Task prompt: Output the entries below exactly as written, omitting pictures.
[begin Dataset excerpts]
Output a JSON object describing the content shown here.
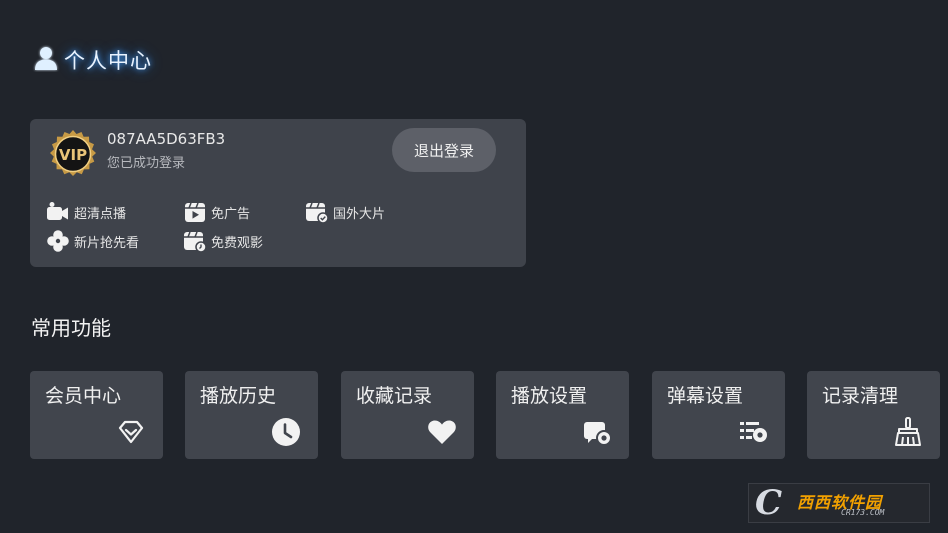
{
  "header": {
    "title": "个人中心",
    "icon": "user-icon",
    "color": "#4aa6ff"
  },
  "user": {
    "vip_text": "VIP",
    "id": "087AA5D63FB3",
    "status": "您已成功登录",
    "logout_label": "退出登录"
  },
  "perks": [
    {
      "label": "超清点播",
      "icon": "video-camera-icon"
    },
    {
      "label": "免广告",
      "icon": "play-box-icon"
    },
    {
      "label": "国外大片",
      "icon": "calendar-check-icon"
    },
    {
      "label": "新片抢先看",
      "icon": "aperture-icon"
    },
    {
      "label": "免费观影",
      "icon": "calendar-clock-icon"
    }
  ],
  "functions": {
    "title": "常用功能",
    "items": [
      {
        "label": "会员中心",
        "icon": "diamond-icon"
      },
      {
        "label": "播放历史",
        "icon": "clock-icon"
      },
      {
        "label": "收藏记录",
        "icon": "heart-icon"
      },
      {
        "label": "播放设置",
        "icon": "screen-settings-icon"
      },
      {
        "label": "弹幕设置",
        "icon": "danmaku-settings-icon"
      },
      {
        "label": "记录清理",
        "icon": "broom-icon"
      }
    ]
  },
  "watermark": {
    "logo": "C",
    "main": "西西软件园",
    "sub": "CR173.COM"
  },
  "colors": {
    "background": "#20242b",
    "card": "#3f434b",
    "tile": "#41454d",
    "accent": "#4aa6ff",
    "gold": "#e2b35a"
  }
}
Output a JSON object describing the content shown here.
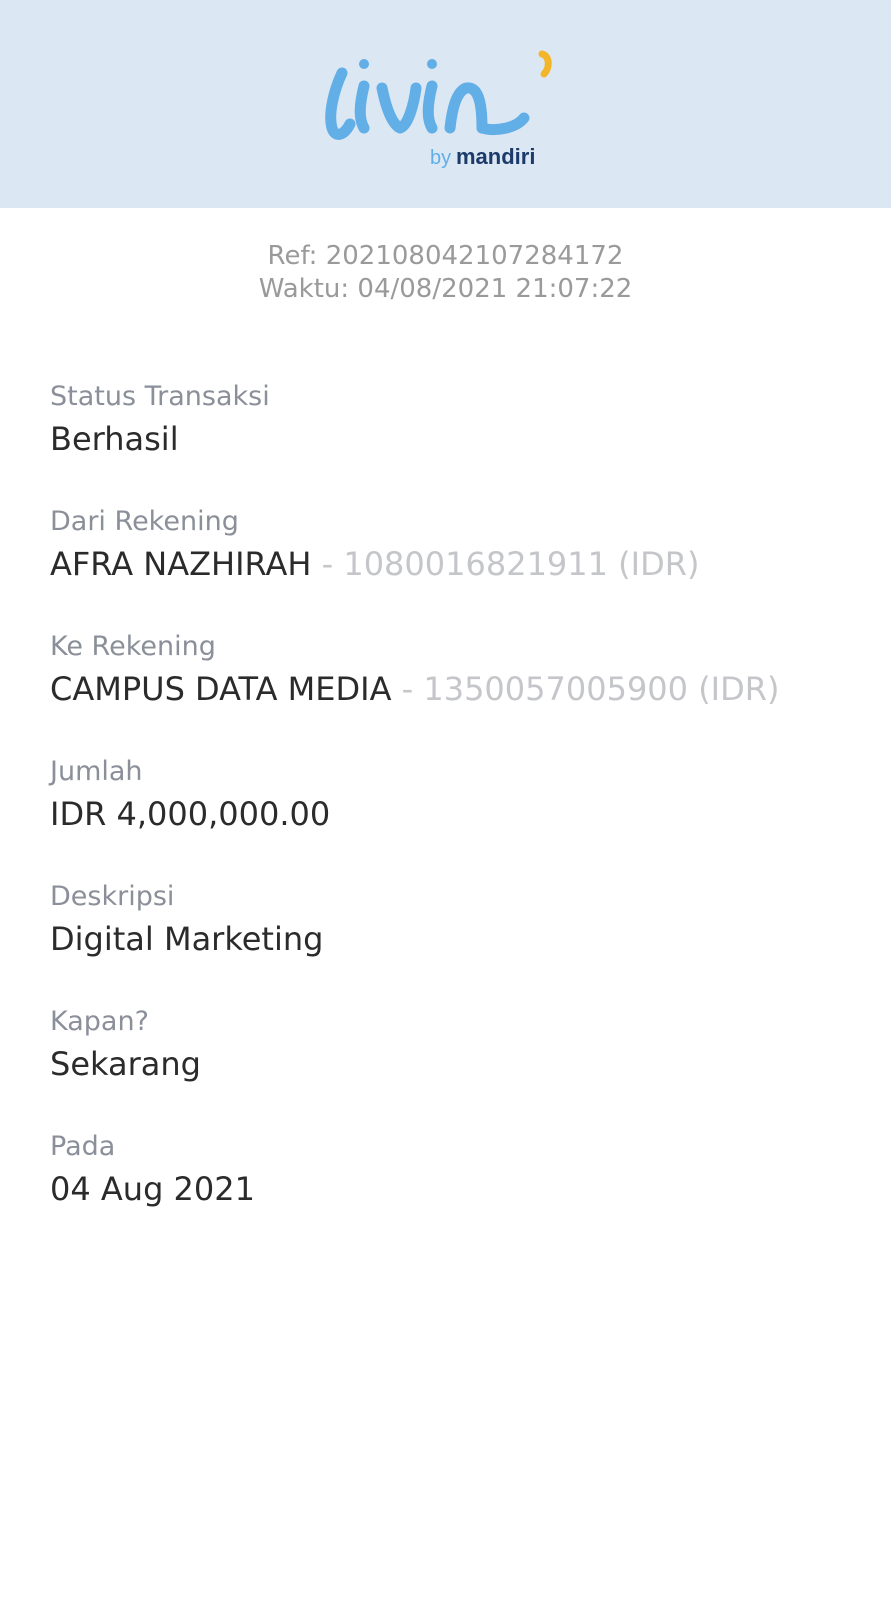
{
  "brand": {
    "logo_text": "livin'",
    "by_text": "by",
    "bank_name": "mandiri",
    "colors": {
      "script": "#62aee6",
      "accent": "#f3b62a",
      "bank": "#1c3b6b",
      "header_bg": "#dbe7f3"
    }
  },
  "receipt": {
    "ref": "Ref: 202108042107284172",
    "time": "Waktu: 04/08/2021 21:07:22"
  },
  "fields": {
    "status": {
      "label": "Status Transaksi",
      "value": "Berhasil"
    },
    "from": {
      "label": "Dari Rekening",
      "name": "AFRA NAZHIRAH",
      "account": "- 1080016821911 (IDR)"
    },
    "to": {
      "label": "Ke Rekening",
      "name": "CAMPUS DATA MEDIA",
      "account": "- 1350057005900 (IDR)"
    },
    "amount": {
      "label": "Jumlah",
      "value": "IDR 4,000,000.00"
    },
    "description": {
      "label": "Deskripsi",
      "value": "Digital Marketing"
    },
    "when": {
      "label": "Kapan?",
      "value": "Sekarang"
    },
    "date": {
      "label": "Pada",
      "value": "04 Aug 2021"
    }
  }
}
[end Dataset excerpts]
Written solution:
Output a JSON object describing the content shown here.
{
  "header": {
    "title": "个人中心",
    "icon": "user-icon",
    "color": "#4aa6ff"
  },
  "user": {
    "vip_text": "VIP",
    "id": "087AA5D63FB3",
    "status": "您已成功登录",
    "logout_label": "退出登录"
  },
  "perks": [
    {
      "label": "超清点播",
      "icon": "video-camera-icon"
    },
    {
      "label": "免广告",
      "icon": "play-box-icon"
    },
    {
      "label": "国外大片",
      "icon": "calendar-check-icon"
    },
    {
      "label": "新片抢先看",
      "icon": "aperture-icon"
    },
    {
      "label": "免费观影",
      "icon": "calendar-clock-icon"
    }
  ],
  "functions": {
    "title": "常用功能",
    "items": [
      {
        "label": "会员中心",
        "icon": "diamond-icon"
      },
      {
        "label": "播放历史",
        "icon": "clock-icon"
      },
      {
        "label": "收藏记录",
        "icon": "heart-icon"
      },
      {
        "label": "播放设置",
        "icon": "screen-settings-icon"
      },
      {
        "label": "弹幕设置",
        "icon": "danmaku-settings-icon"
      },
      {
        "label": "记录清理",
        "icon": "broom-icon"
      }
    ]
  },
  "watermark": {
    "logo": "C",
    "main": "西西软件园",
    "sub": "CR173.COM"
  },
  "colors": {
    "background": "#20242b",
    "card": "#3f434b",
    "tile": "#41454d",
    "accent": "#4aa6ff",
    "gold": "#e2b35a"
  }
}
Output a JSON object describing the content shown here.
{
  "brand": {
    "logo_text": "livin'",
    "by_text": "by",
    "bank_name": "mandiri",
    "colors": {
      "script": "#62aee6",
      "accent": "#f3b62a",
      "bank": "#1c3b6b",
      "header_bg": "#dbe7f3"
    }
  },
  "receipt": {
    "ref": "Ref: 202108042107284172",
    "time": "Waktu: 04/08/2021 21:07:22"
  },
  "fields": {
    "status": {
      "label": "Status Transaksi",
      "value": "Berhasil"
    },
    "from": {
      "label": "Dari Rekening",
      "name": "AFRA NAZHIRAH",
      "account": "- 1080016821911 (IDR)"
    },
    "to": {
      "label": "Ke Rekening",
      "name": "CAMPUS DATA MEDIA",
      "account": "- 1350057005900 (IDR)"
    },
    "amount": {
      "label": "Jumlah",
      "value": "IDR 4,000,000.00"
    },
    "description": {
      "label": "Deskripsi",
      "value": "Digital Marketing"
    },
    "when": {
      "label": "Kapan?",
      "value": "Sekarang"
    },
    "date": {
      "label": "Pada",
      "value": "04 Aug 2021"
    }
  }
}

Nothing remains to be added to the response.